* **Consegna A**: Elenca, per favore, tutte le sigle riportate tra parentesi nel brano sull'accoglienza dei richiedenti asilo.

* * * * * * *

Il sistema di accoglienza per richiedenti asilo e rifugiati ha conosciuto nel nostro Paese, in particolare a partire dal 2011, anno in cui fu proclamata dal Governo la cosiddetta “Emergenza Nord Africa” (Ena), significative trasformazioni. Prima di illustrare la sua attuale configurazione, è opportuno ricordare che in quell’anno, per far fronte agli arrivi di circa 62.692 persone dalla Tunisia, dalla Libia e dall’Africa orientale, fu predisposto un sistema di accoglienza straordinario coordinato dalla Protezione Civile che affiancò il circuito dei Centri di Accoglienza governativi per Richiedenti Asilo (Cara) e quello ordinario rappresentato dalla rete del Sistema di Protezione per Richiedenti Asilo e Rifugiati (Sprar) [1]. L’approccio emergenziale che fu adottato nella gestione dell’Ena, caratterizzato da una sostanziale mancanza di programmazione e coordinamento delle diverse forme di accoglienza, ha condizionato in misura significativa l’evoluzione dell’intero sistema di accoglienza italiano negli anni successivi: la proliferazione di centri di grandi dimensioni e l’ingresso nella rete degli enti gestori di soggetti privi della necessaria esperienza risalgono infatti per lo più a questo periodo.
Un’ulteriore trasformazione è avvenuta a partire dall’inizio del 2014, quando il nuovo aumento degli arrivi di richiedenti asilo, in un contesto di saturazione dei Cara e dello Sprar, ha indotto il ministero dell’Interno a incaricare le Prefetture dell’attivazione di Centri di Accoglienza Straordinari (Cas). A partire dall’8 gennaio 2014, con un susseguirsi di numerose circolari ministeriali, il ministero dell’Interno ha continuato a richiedere alle Prefetture l’ampliamento del sistema di accoglienza straordinario, prassi che come vedremo è proseguita sino ad oggi.[2]
Ciò è avvenuto benché l’obiettivo di superare la logica emergenziale nelle politiche di accoglienza sia stato assunto in modo strutturale nel “Piano nazionale per fronteggiare il flusso straordinario di cittadini extracomunitari”, adottato in sede di Conferenza Unificata dal Governo, dalle Regioni e dagli enti locali il 10 luglio 2014.[3] Di fronte ai significativi arrivi di migranti registrati nel 2014, l’intesa si propose infatti, almeno a livello programmatico, di sviluppare una “leale” collaborazione interistituzionale tra Governo, Regioni, Province e Comuni e di strutturare il sistema di accoglienza in tre livelli (primo soccorso e accoglienza, prima accoglienza e seconda accoglienza). Si considerava infatti che “La gestione dell’accoglienza diffusa, tramite le prefetture e senza il coinvolgimento dei territori, rischia di creare disagi e tensioni”. Oltre all’aumento delle risorse destinate al mantenimento del sistema, l’accordo prevedeva, in corrispondenza dei nuovi flussi, una distribuzione dei migranti su tutto il territorio nazionale seguendo criteri di ripartizione regionale commisurati alla quota di accesso al Fondo nazionale per le politiche sociali.

* * * * * * *

* **Consegna B**: Nei record, dall'inizio fino alla riga che contiene "Extract all elements with their positions. The image is w=1920" compresa, sostituisci "screenshot" con "capture" e riscrivi soltanto quelle righe, senza altre modifiche. Lascia fuori le immagini.

* * * * * * *

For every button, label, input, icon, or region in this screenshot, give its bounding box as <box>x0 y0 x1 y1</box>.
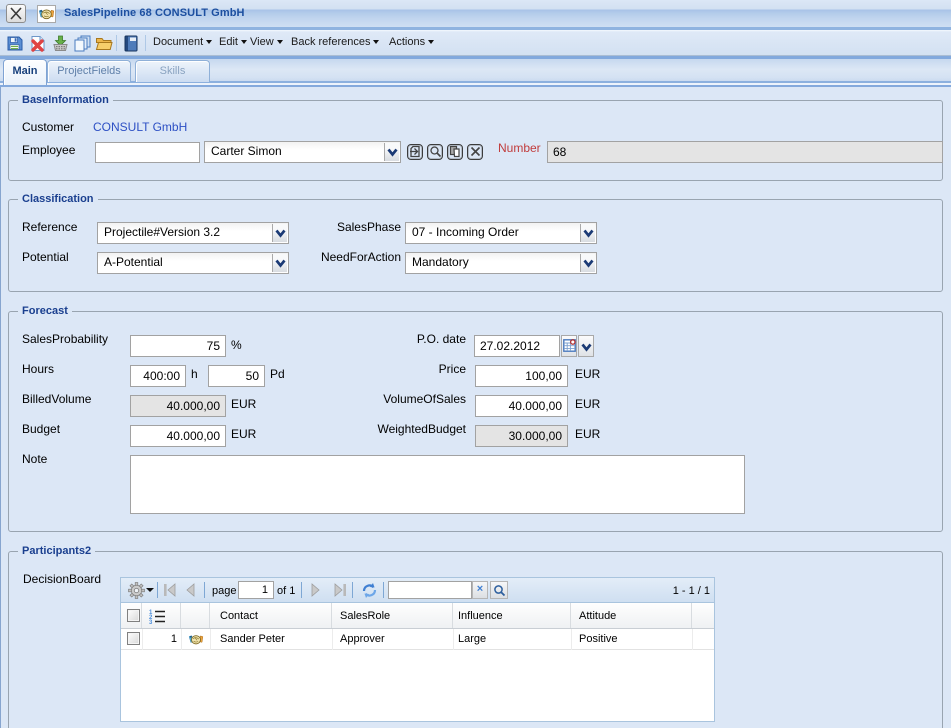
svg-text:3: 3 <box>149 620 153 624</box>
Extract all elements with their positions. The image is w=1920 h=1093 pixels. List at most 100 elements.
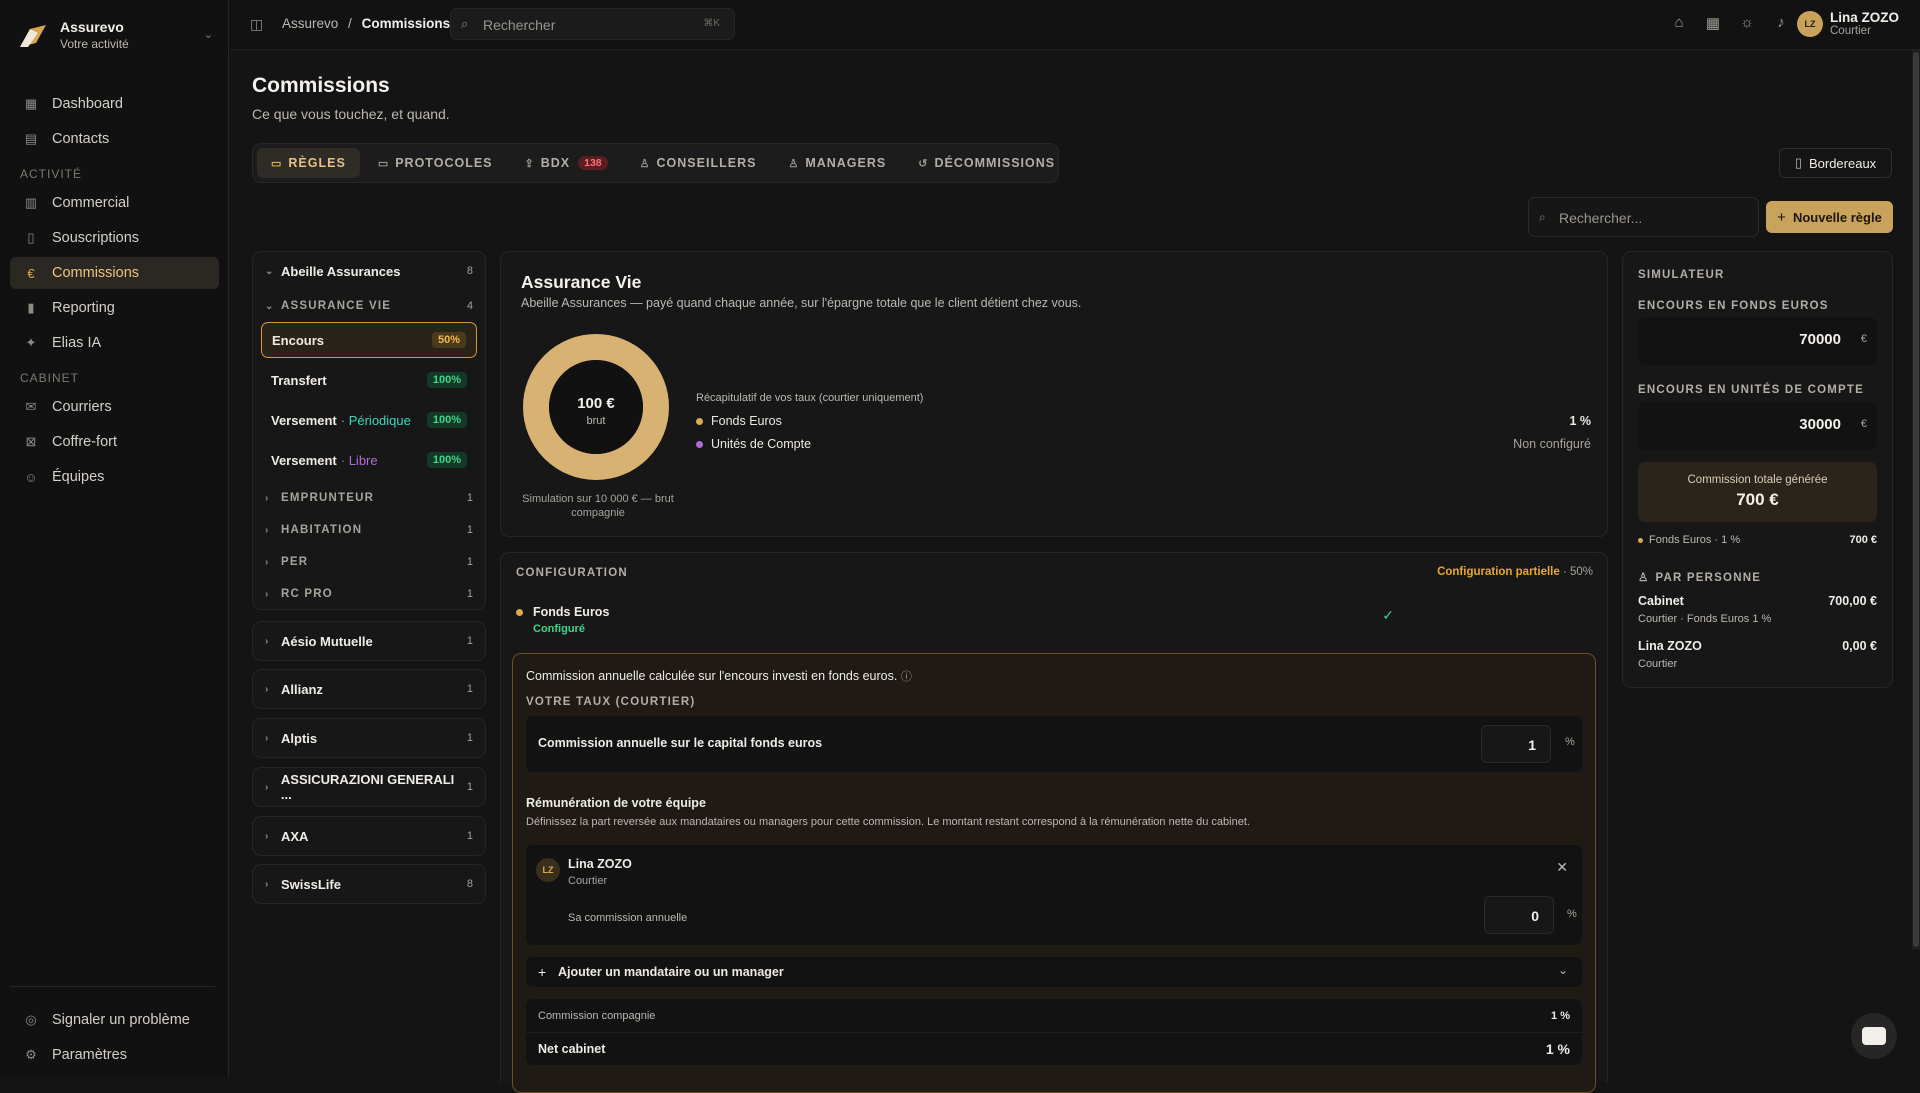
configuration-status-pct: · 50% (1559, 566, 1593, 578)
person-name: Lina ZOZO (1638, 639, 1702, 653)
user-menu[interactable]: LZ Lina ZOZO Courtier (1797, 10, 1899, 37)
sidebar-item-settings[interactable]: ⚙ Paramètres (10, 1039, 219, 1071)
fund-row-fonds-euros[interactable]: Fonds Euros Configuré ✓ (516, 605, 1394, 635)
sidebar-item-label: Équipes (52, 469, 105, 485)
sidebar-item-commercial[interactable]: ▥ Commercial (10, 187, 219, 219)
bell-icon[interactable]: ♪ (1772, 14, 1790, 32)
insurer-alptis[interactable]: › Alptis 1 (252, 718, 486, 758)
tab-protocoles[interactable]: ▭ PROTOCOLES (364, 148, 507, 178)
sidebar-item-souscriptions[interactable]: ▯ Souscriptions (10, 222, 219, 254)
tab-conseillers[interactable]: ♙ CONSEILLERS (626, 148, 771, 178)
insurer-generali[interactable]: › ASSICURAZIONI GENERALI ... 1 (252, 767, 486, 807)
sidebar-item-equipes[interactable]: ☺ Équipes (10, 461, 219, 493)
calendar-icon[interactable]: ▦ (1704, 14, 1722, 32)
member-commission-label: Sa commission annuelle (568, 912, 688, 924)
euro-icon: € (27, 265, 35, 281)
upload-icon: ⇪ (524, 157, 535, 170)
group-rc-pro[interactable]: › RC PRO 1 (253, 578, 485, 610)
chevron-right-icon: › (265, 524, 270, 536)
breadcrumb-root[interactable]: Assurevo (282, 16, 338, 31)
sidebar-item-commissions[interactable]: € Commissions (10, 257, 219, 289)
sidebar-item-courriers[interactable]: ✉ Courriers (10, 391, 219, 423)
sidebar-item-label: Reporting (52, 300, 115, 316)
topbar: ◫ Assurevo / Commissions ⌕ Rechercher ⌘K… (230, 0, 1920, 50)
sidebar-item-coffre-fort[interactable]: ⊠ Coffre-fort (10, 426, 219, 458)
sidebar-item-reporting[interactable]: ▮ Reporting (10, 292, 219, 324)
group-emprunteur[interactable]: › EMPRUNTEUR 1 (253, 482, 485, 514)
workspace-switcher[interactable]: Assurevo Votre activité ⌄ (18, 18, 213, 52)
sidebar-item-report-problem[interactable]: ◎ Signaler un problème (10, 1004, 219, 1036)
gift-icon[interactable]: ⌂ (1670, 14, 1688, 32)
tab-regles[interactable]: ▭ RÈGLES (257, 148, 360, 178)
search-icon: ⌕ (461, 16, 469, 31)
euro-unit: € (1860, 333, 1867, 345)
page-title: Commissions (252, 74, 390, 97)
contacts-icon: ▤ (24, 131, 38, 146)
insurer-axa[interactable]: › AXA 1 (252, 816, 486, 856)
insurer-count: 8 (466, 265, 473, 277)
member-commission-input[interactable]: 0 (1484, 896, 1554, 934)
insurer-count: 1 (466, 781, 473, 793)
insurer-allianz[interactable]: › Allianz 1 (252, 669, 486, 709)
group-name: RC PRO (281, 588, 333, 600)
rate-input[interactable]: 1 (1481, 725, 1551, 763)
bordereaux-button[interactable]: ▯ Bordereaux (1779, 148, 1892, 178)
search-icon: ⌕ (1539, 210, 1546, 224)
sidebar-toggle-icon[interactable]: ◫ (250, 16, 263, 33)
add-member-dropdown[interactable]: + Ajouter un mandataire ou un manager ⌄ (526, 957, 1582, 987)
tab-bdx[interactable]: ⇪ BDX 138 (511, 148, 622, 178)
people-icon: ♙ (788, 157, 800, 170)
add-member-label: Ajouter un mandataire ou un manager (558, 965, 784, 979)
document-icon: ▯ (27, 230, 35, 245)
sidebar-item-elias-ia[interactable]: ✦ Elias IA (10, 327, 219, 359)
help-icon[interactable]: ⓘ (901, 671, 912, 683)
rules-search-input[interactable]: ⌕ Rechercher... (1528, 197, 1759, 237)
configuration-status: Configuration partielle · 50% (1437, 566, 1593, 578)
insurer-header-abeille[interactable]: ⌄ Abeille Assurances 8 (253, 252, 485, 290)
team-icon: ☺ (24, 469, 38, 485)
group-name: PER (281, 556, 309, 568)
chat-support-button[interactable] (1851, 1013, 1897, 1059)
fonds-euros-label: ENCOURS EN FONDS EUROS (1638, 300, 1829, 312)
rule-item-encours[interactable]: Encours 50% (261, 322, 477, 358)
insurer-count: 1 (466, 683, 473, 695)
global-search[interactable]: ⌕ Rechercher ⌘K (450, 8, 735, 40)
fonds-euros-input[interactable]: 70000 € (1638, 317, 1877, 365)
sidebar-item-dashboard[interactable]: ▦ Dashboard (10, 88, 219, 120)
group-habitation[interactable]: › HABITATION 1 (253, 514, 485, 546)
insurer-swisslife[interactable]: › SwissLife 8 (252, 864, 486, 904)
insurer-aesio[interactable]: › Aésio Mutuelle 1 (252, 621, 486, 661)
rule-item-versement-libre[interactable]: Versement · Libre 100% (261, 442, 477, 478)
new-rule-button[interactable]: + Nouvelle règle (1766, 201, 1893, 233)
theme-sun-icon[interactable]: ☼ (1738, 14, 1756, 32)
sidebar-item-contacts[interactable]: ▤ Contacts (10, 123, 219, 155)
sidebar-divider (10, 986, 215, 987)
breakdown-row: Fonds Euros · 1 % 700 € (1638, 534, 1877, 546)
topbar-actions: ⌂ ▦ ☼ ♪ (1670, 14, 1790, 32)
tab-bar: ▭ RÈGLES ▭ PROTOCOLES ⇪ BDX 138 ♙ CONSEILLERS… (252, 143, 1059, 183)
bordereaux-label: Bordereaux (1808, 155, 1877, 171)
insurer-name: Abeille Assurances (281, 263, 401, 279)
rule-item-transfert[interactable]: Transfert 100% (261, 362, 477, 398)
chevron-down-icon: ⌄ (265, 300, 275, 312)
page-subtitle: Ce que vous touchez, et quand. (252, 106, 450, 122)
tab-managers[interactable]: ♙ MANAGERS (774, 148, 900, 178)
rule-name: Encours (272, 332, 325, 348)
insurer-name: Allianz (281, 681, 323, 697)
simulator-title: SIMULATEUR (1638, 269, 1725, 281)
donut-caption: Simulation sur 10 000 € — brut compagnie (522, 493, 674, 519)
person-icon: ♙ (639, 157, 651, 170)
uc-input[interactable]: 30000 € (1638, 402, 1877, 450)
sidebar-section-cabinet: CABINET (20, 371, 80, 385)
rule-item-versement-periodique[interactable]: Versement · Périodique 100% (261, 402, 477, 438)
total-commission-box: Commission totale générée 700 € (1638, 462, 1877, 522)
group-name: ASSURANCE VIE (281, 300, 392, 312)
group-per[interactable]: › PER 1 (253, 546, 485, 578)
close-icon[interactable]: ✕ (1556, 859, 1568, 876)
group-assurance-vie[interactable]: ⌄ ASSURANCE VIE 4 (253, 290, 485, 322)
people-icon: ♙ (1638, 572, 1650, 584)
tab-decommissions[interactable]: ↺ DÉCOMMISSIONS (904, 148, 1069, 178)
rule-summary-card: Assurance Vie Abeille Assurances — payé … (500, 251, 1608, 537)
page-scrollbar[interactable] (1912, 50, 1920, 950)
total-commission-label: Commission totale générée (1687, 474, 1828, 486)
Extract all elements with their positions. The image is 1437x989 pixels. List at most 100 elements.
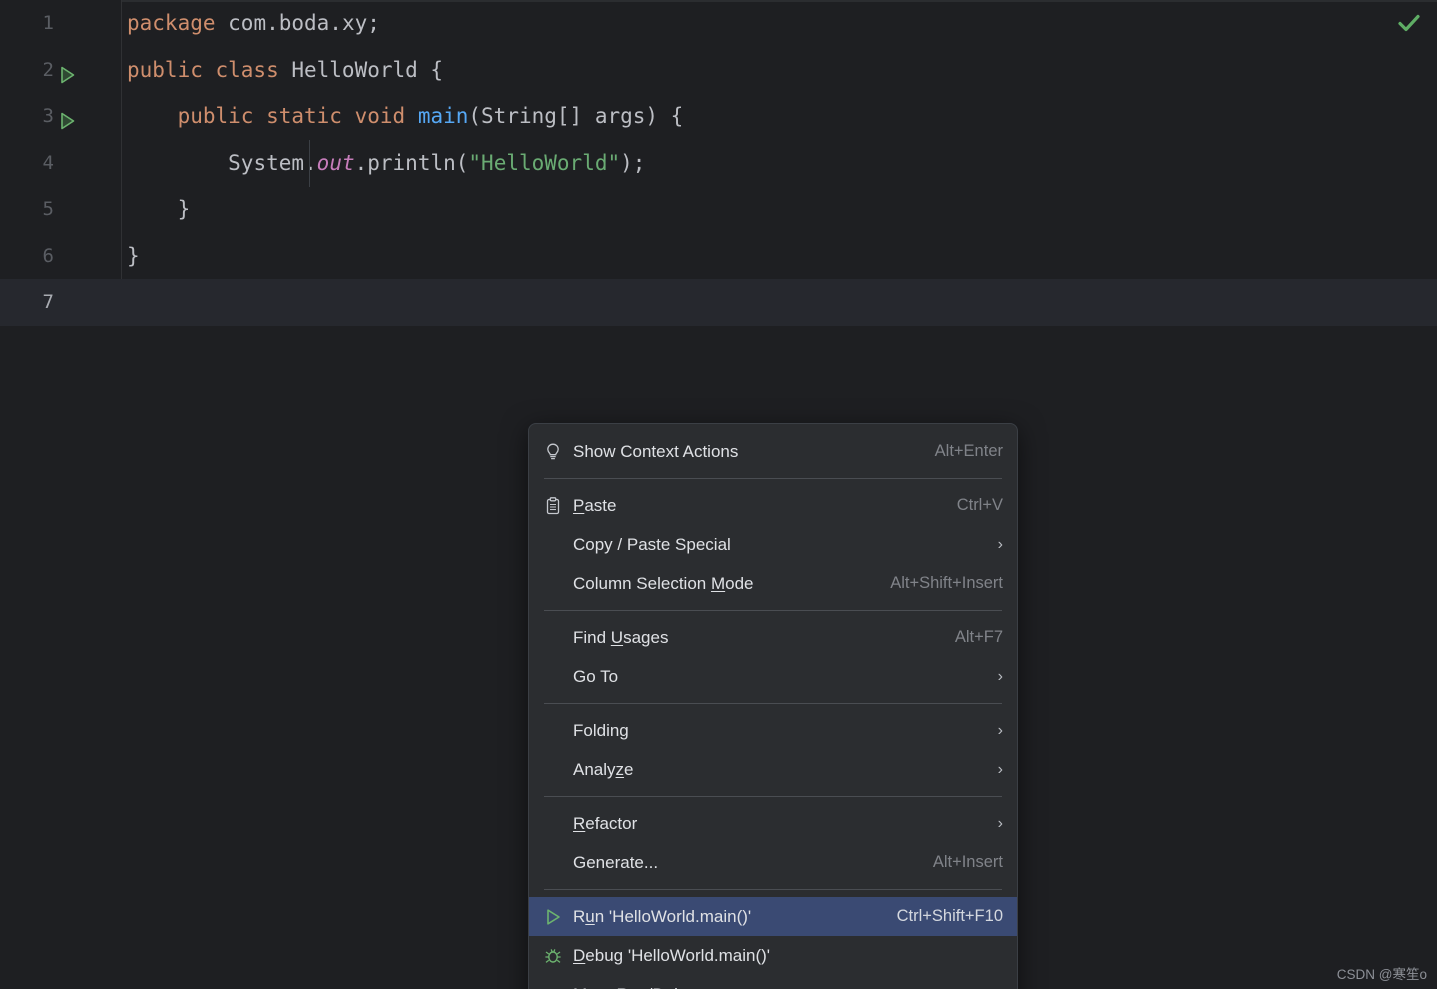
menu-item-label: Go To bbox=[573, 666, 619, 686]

* * * * * * *

* **Risultato A**: Ena, Cara, Sprar, Cas

* **Risultato B**:
For every button, label, input, icon, or region in this capture, give its bounding box as <box>x0 y0 x1 y1</box>.
svg-text:3: 3 <box>149 620 153 624</box>
Extract all elements with their positions. The image is w=1920 h=1093 pixels. List at most 100 elements.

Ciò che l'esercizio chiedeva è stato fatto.